(Annotated element entries)
>> start
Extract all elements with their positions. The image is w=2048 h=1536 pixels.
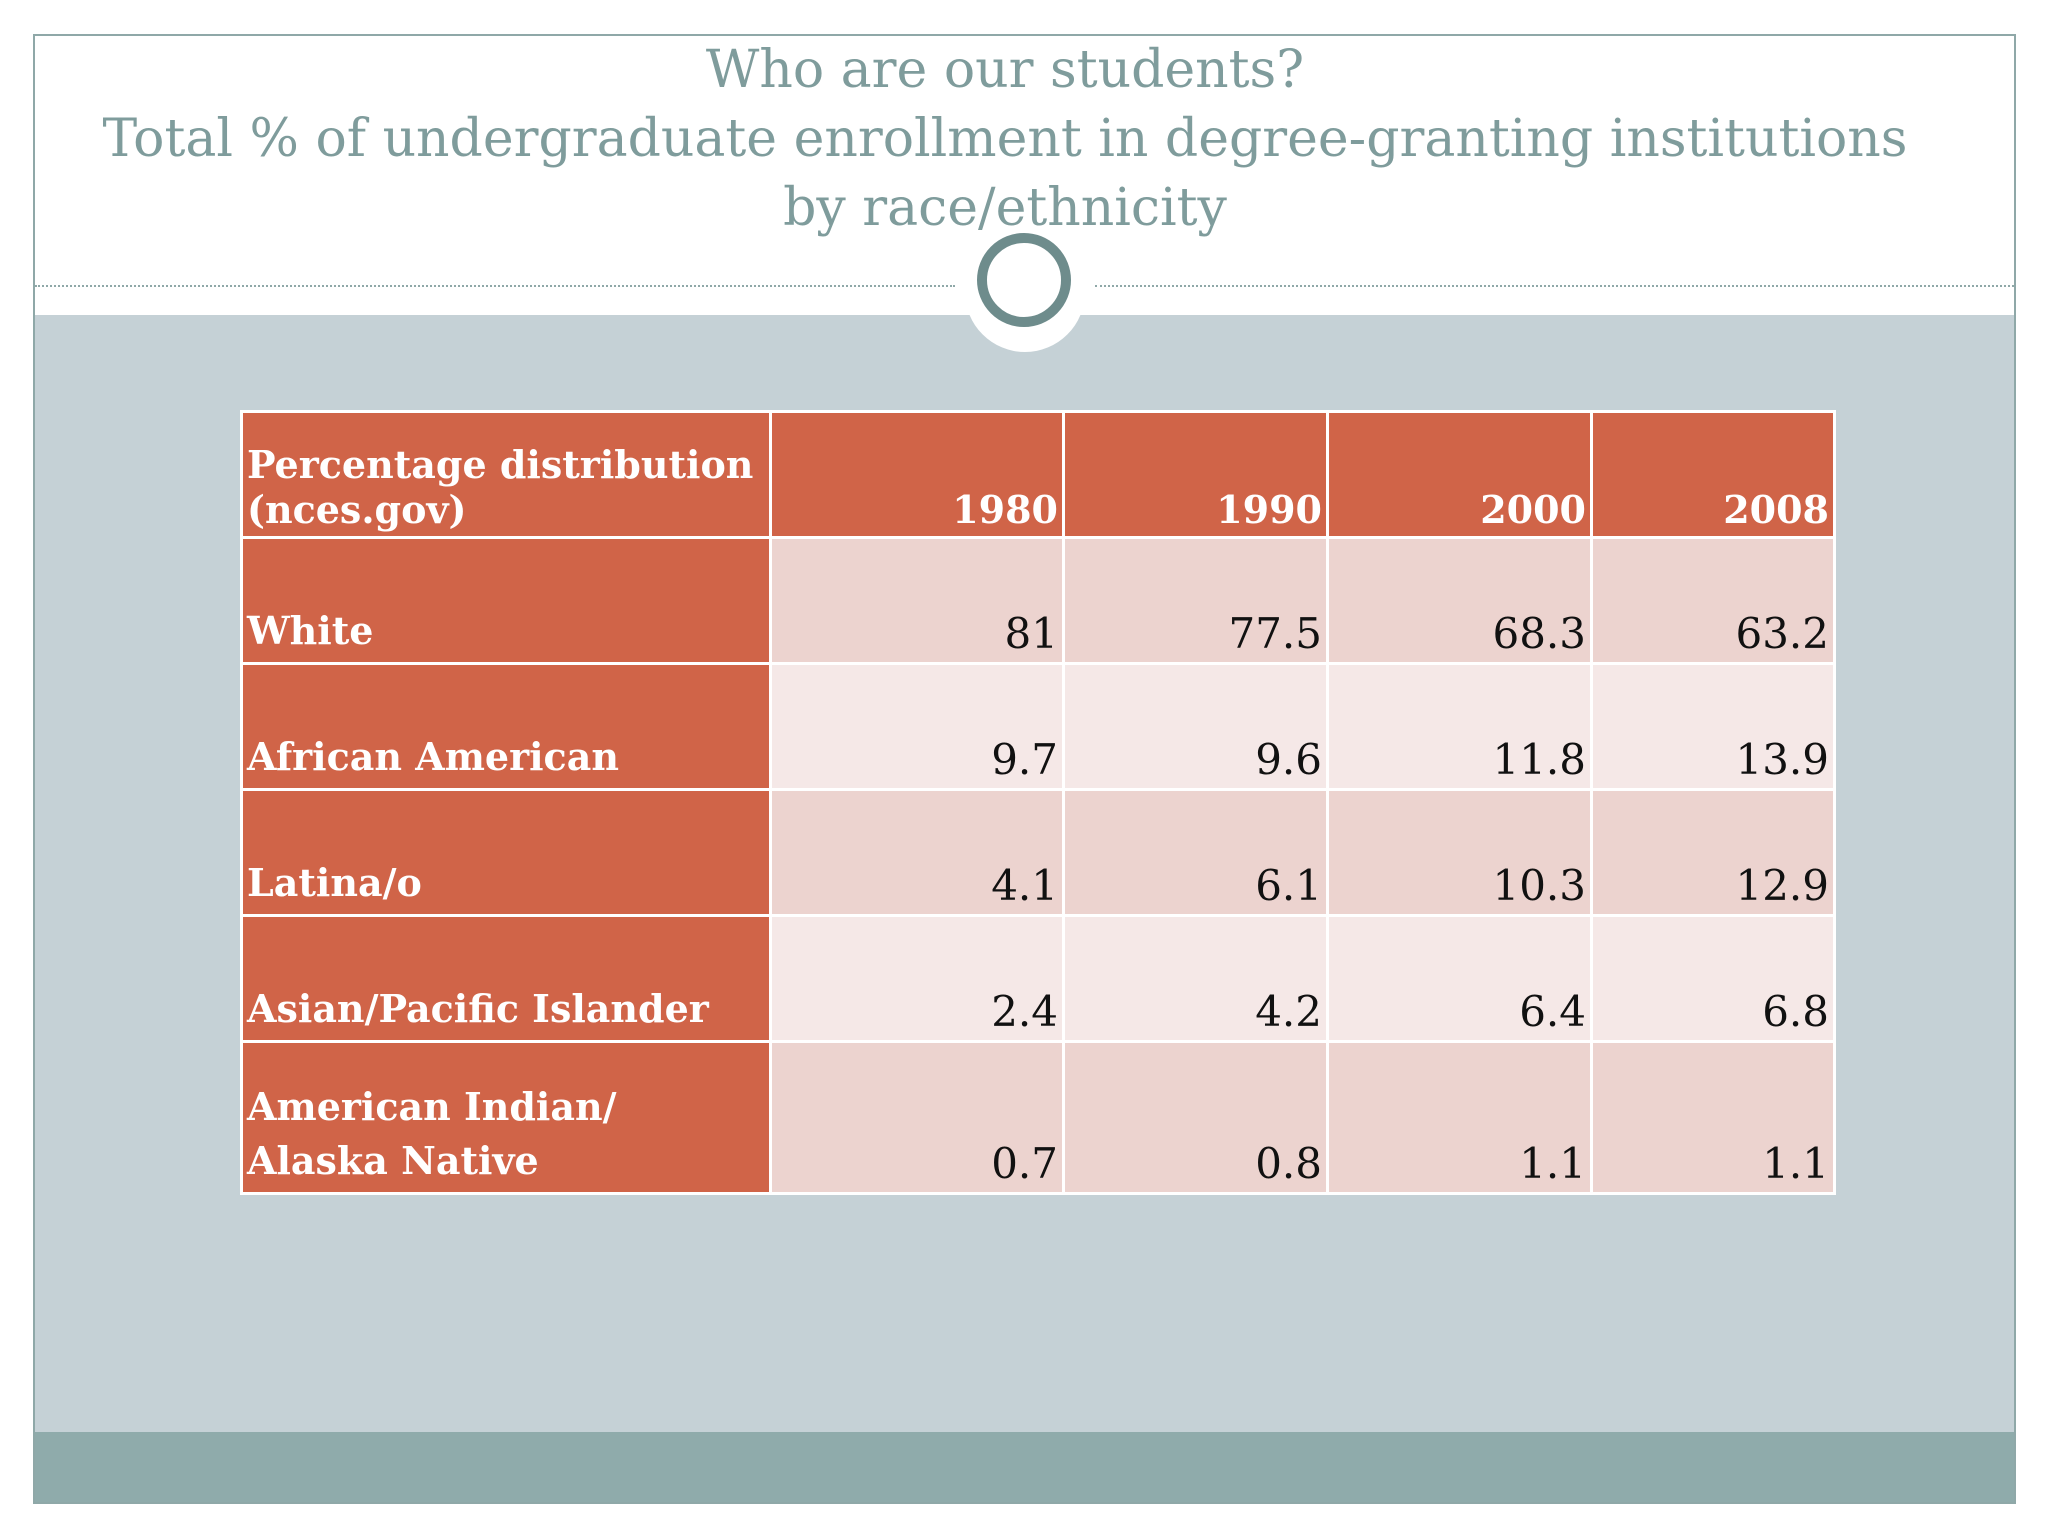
circle-ornament-icon xyxy=(977,233,1071,327)
table-cell: 81 xyxy=(769,536,1065,665)
table-cell: 9.7 xyxy=(769,662,1065,791)
row-label: White xyxy=(240,536,772,665)
table-cell: 6.4 xyxy=(1326,914,1593,1043)
table-row: American Indian/ Alaska Native 0.7 0.8 1… xyxy=(240,1040,1836,1195)
corner-cell: Percentage distribution (nces.gov) xyxy=(240,410,772,539)
table-cell: 12.9 xyxy=(1590,788,1836,917)
table-cell: 13.9 xyxy=(1590,662,1836,791)
row-label: Asian/Pacific Islander xyxy=(240,914,772,1043)
enrollment-table: Percentage distribution (nces.gov) 1980 … xyxy=(240,410,1836,1195)
table-cell: 11.8 xyxy=(1326,662,1593,791)
title-line-2: Total % of undergraduate enrollment in d… xyxy=(102,109,1908,169)
row-label: African American xyxy=(240,662,772,791)
year-header-2000: 2000 xyxy=(1326,410,1593,539)
row-label: Latina/o xyxy=(240,788,772,917)
table-cell: 9.6 xyxy=(1062,662,1329,791)
table-cell: 77.5 xyxy=(1062,536,1329,665)
table-cell: 4.2 xyxy=(1062,914,1329,1043)
table-cell: 0.8 xyxy=(1062,1040,1329,1195)
table-cell: 10.3 xyxy=(1326,788,1593,917)
table-cell: 6.8 xyxy=(1590,914,1836,1043)
slide-title: Who are our students? Total % of undergr… xyxy=(75,36,1935,243)
table-cell: 68.3 xyxy=(1326,536,1593,665)
corner-line-2: (nces.gov) xyxy=(247,487,467,532)
table-cell: 2.4 xyxy=(769,914,1065,1043)
year-header-2008: 2008 xyxy=(1590,410,1836,539)
divider-right xyxy=(1095,285,2014,287)
table-row: White 81 77.5 68.3 63.2 xyxy=(240,536,1836,665)
table-header-row: Percentage distribution (nces.gov) 1980 … xyxy=(240,410,1836,539)
corner-line-1: Percentage distribution xyxy=(247,442,754,487)
row-label: American Indian/ Alaska Native xyxy=(240,1040,772,1195)
title-line-1: Who are our students? xyxy=(705,40,1305,100)
footer-bar xyxy=(35,1432,2014,1502)
title-line-3: by race/ethnicity xyxy=(783,178,1227,238)
table-cell: 63.2 xyxy=(1590,536,1836,665)
year-header-1980: 1980 xyxy=(769,410,1065,539)
year-header-1990: 1990 xyxy=(1062,410,1329,539)
divider-left xyxy=(35,285,955,287)
table-cell: 6.1 xyxy=(1062,788,1329,917)
table-cell: 4.1 xyxy=(769,788,1065,917)
table-row: Asian/Pacific Islander 2.4 4.2 6.4 6.8 xyxy=(240,914,1836,1043)
table-row: Latina/o 4.1 6.1 10.3 12.9 xyxy=(240,788,1836,917)
table-row: African American 9.7 9.6 11.8 13.9 xyxy=(240,662,1836,791)
table-cell: 0.7 xyxy=(769,1040,1065,1195)
slide: Who are our students? Total % of undergr… xyxy=(33,34,2016,1504)
table-cell: 1.1 xyxy=(1326,1040,1593,1195)
table-cell: 1.1 xyxy=(1590,1040,1836,1195)
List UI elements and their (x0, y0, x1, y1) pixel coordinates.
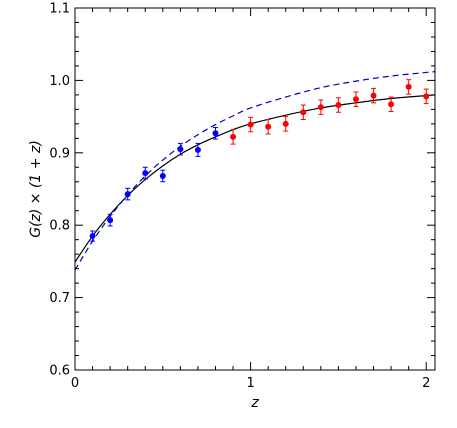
blue-data-point-0 (89, 233, 96, 240)
red-data-point-0 (230, 133, 237, 140)
blue-data-point-2 (124, 191, 131, 198)
red-data-point-1 (247, 121, 254, 128)
blue-data-point-5 (177, 146, 184, 153)
y-tick-label-0: 0.6 (49, 364, 70, 379)
red-data-point-5 (317, 104, 324, 111)
blue-data-point-6 (194, 146, 201, 153)
blue-data-point-1 (107, 217, 114, 224)
curve-layer (75, 71, 435, 271)
red-data-point-3 (282, 120, 289, 127)
blue-data-point-7 (212, 130, 219, 137)
x-tick-label-2: 2 (422, 376, 430, 391)
red-data-point-8 (370, 92, 377, 99)
red-data-point-6 (335, 102, 342, 109)
blue-data-point-3 (142, 170, 149, 177)
x-tick-label-0: 0 (71, 376, 79, 391)
x-axis-label: z (250, 395, 259, 411)
y-tick-label-3: 0.9 (49, 146, 70, 161)
y-tick-label-5: 1.1 (49, 2, 70, 17)
y-tick-label-1: 0.7 (49, 291, 70, 306)
tick-labels-layer: 0 1 2 0.6 0.7 0.8 0.9 1.0 1.1 (49, 2, 430, 392)
blue-data-point-4 (159, 172, 166, 179)
y-tick-label-2: 0.8 (49, 219, 70, 234)
red-data-point-2 (265, 123, 272, 130)
marker-layer (89, 83, 430, 240)
red-data-point-10 (405, 83, 412, 90)
errorbar-layer (90, 79, 429, 242)
y-axis-label: G(z) × (1 + z) (28, 140, 44, 238)
solid-model-curve (75, 94, 435, 263)
red-data-point-7 (352, 96, 359, 103)
red-data-point-11 (423, 93, 430, 100)
plot-frame (74, 7, 436, 371)
red-data-point-9 (388, 101, 395, 108)
ticks-layer (74, 7, 435, 371)
x-tick-label-1: 1 (246, 376, 254, 391)
dashed-model-curve (75, 71, 435, 271)
y-tick-label-4: 1.0 (49, 74, 70, 89)
red-data-point-4 (300, 109, 307, 116)
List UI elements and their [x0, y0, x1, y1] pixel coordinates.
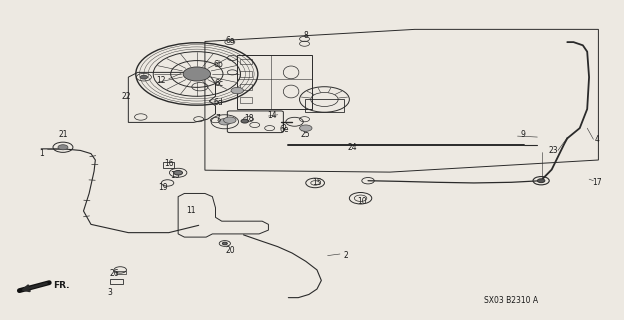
Circle shape: [223, 117, 236, 123]
Text: 2: 2: [344, 251, 349, 260]
Text: 23: 23: [548, 146, 558, 155]
Text: 17: 17: [592, 178, 602, 187]
Text: 9: 9: [520, 130, 525, 139]
Text: 12: 12: [157, 76, 166, 85]
Bar: [305, 99, 344, 112]
Text: 7: 7: [215, 114, 220, 123]
Bar: [240, 97, 251, 103]
Text: 6a: 6a: [225, 36, 235, 45]
Text: 15: 15: [312, 178, 322, 187]
Bar: [240, 71, 251, 77]
Text: 4: 4: [595, 135, 600, 144]
Bar: [110, 279, 124, 284]
Bar: [240, 84, 251, 90]
Text: 6d: 6d: [214, 98, 223, 107]
Text: 18: 18: [244, 114, 253, 123]
Circle shape: [231, 87, 243, 94]
Text: 11: 11: [186, 206, 195, 215]
Circle shape: [222, 242, 227, 245]
Text: 26: 26: [109, 268, 119, 278]
Text: 14: 14: [266, 111, 276, 120]
Text: 16: 16: [164, 159, 173, 168]
Text: 20: 20: [225, 246, 235, 255]
Text: 5: 5: [281, 122, 286, 131]
Text: 6c: 6c: [214, 79, 223, 88]
Circle shape: [58, 145, 68, 150]
Text: 25: 25: [301, 130, 311, 139]
Text: 3: 3: [107, 288, 112, 297]
Circle shape: [173, 171, 182, 175]
Text: 10: 10: [357, 197, 367, 206]
Text: 1: 1: [39, 149, 44, 158]
Bar: [163, 162, 173, 168]
Text: 19: 19: [158, 183, 168, 192]
Text: 22: 22: [122, 92, 131, 101]
Circle shape: [183, 67, 210, 81]
Text: SX03 B2310 A: SX03 B2310 A: [484, 296, 539, 305]
Circle shape: [300, 125, 312, 131]
Text: 13: 13: [170, 172, 180, 180]
Text: FR.: FR.: [54, 281, 70, 290]
Bar: [240, 59, 251, 64]
Circle shape: [241, 119, 248, 123]
Bar: [237, 55, 312, 109]
Text: 6b: 6b: [214, 60, 223, 69]
Circle shape: [537, 179, 545, 183]
Text: 6e: 6e: [279, 125, 289, 134]
Text: 21: 21: [58, 130, 68, 139]
Text: 8: 8: [303, 31, 308, 40]
Bar: [116, 271, 126, 274]
Circle shape: [218, 119, 231, 125]
Circle shape: [140, 75, 148, 79]
Text: 24: 24: [348, 143, 358, 152]
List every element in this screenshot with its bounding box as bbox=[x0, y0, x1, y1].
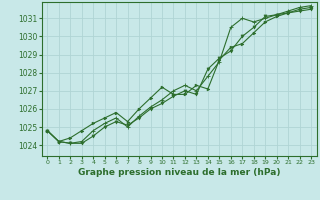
X-axis label: Graphe pression niveau de la mer (hPa): Graphe pression niveau de la mer (hPa) bbox=[78, 168, 280, 177]
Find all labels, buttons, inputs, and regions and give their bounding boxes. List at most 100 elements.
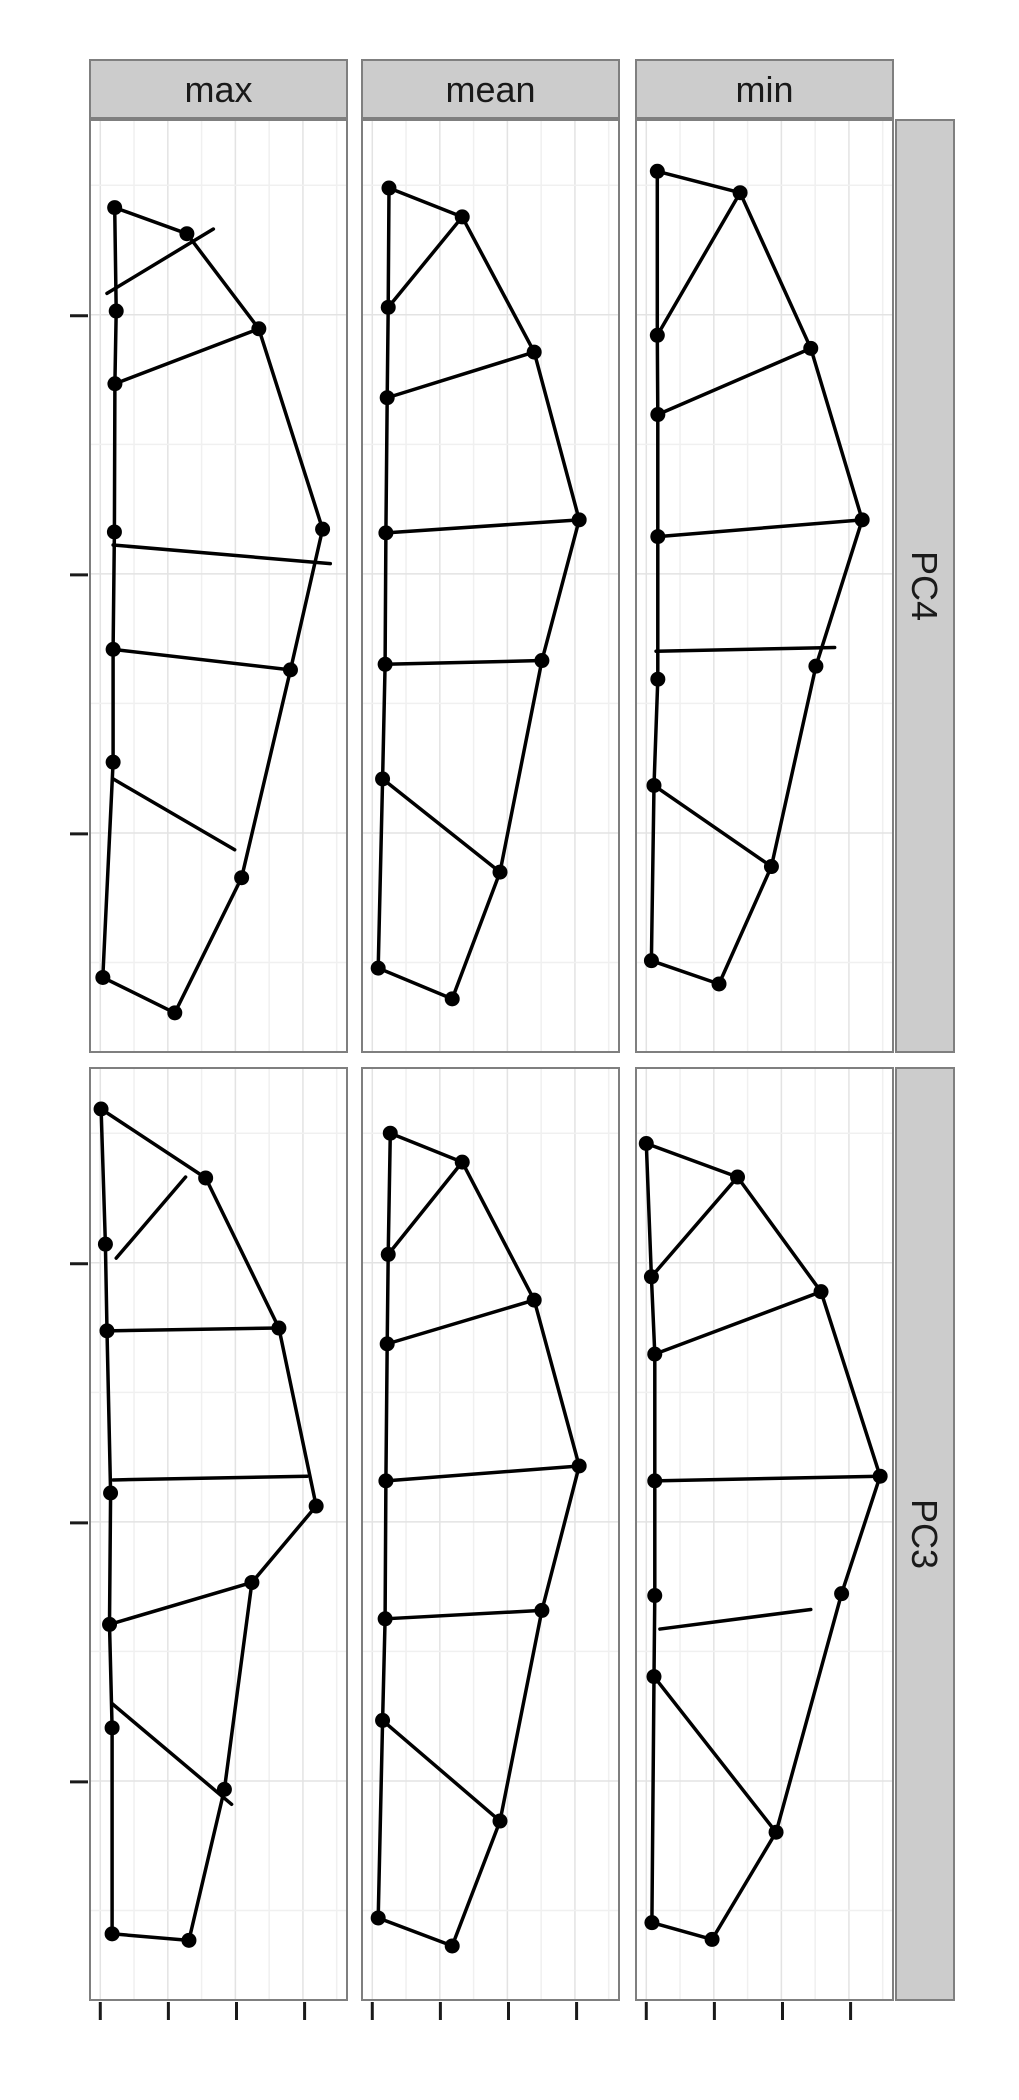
>> end
### Stated problem
Reproduce verbatim the lines of the entries beginning with the line that contains "circle-ornament-icon xyxy=(977,233,1071,327)" and continuing through the line that contains "enrollment-table: Percentage distribution".

### Completed task
circle-ornament-icon xyxy=(977,233,1071,327)
table-cell: 81 xyxy=(769,536,1065,665)
table-cell: 9.7 xyxy=(769,662,1065,791)
row-label: White xyxy=(240,536,772,665)
table-cell: 6.4 xyxy=(1326,914,1593,1043)
table-row: American Indian/ Alaska Native 0.7 0.8 1… xyxy=(240,1040,1836,1195)
corner-cell: Percentage distribution (nces.gov) xyxy=(240,410,772,539)
table-cell: 12.9 xyxy=(1590,788,1836,917)
table-cell: 13.9 xyxy=(1590,662,1836,791)
row-label: Asian/Pacific Islander xyxy=(240,914,772,1043)
enrollment-table: Percentage distribution (nces.gov) 1980 … xyxy=(240,410,1836,1195)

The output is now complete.